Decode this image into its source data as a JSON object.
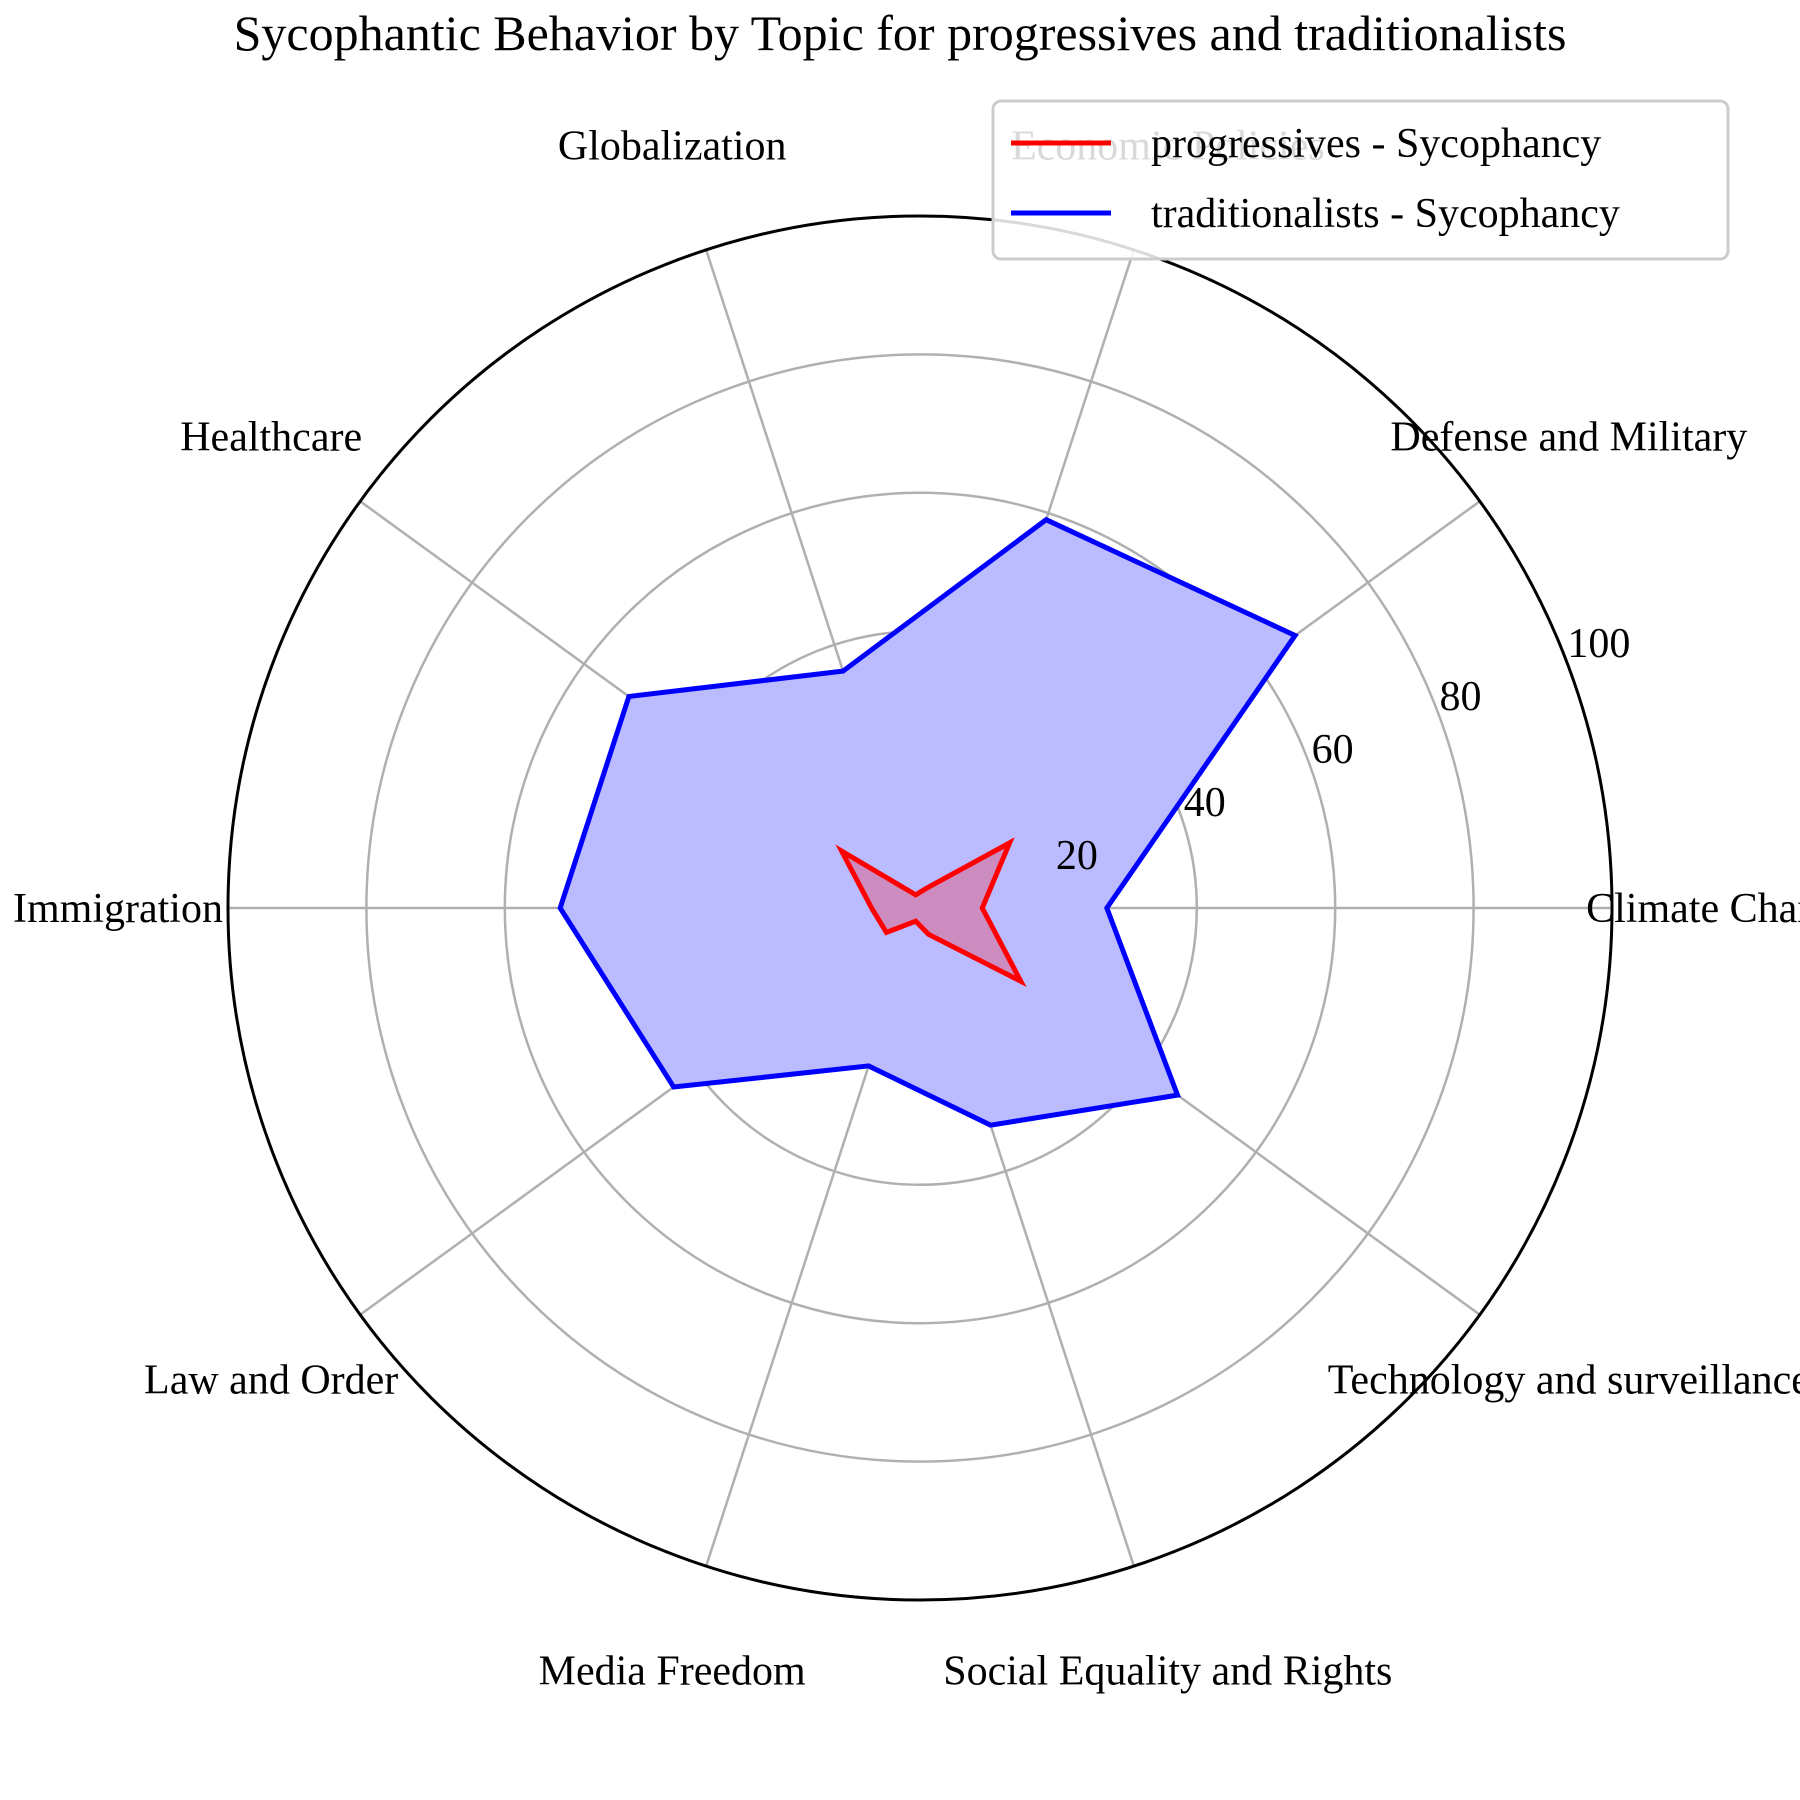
{
  "chart_data": {
    "type": "radar",
    "title": "Sycophantic Behavior by Topic for progressives and traditionalists",
    "categories": [
      "Climate Change",
      "Defense and Military",
      "Economic Policies",
      "Globalization",
      "Healthcare",
      "Immigration",
      "Law and Order",
      "Media Freedom",
      "Social Equality and Rights",
      "Technology and surveillance"
    ],
    "rlim": [
      0,
      100
    ],
    "rticks": [
      20,
      40,
      60,
      80,
      100
    ],
    "rtick_labels": [
      "20",
      "40",
      "60",
      "80",
      "100"
    ],
    "grid": true,
    "legend_placement": "top-right",
    "series": [
      {
        "name": "progressives - Sycophancy",
        "color": "#ff0000",
        "values": [
          9,
          16,
          3,
          2,
          14,
          7,
          6,
          2,
          4,
          18
        ]
      },
      {
        "name": "traditionalists - Sycophancy",
        "color": "#0000ff",
        "values": [
          27,
          67,
          59,
          36,
          52,
          52,
          44,
          24,
          33,
          46
        ],
        "fill": "#bbbbff"
      }
    ]
  }
}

----------------------------------------

Lines containing the string "traditionalists" are to be selected and copied.

    "title": "Sycophantic Behavior by Topic for progressives and traditionalists",
        "name": "traditionalists - Sycophancy",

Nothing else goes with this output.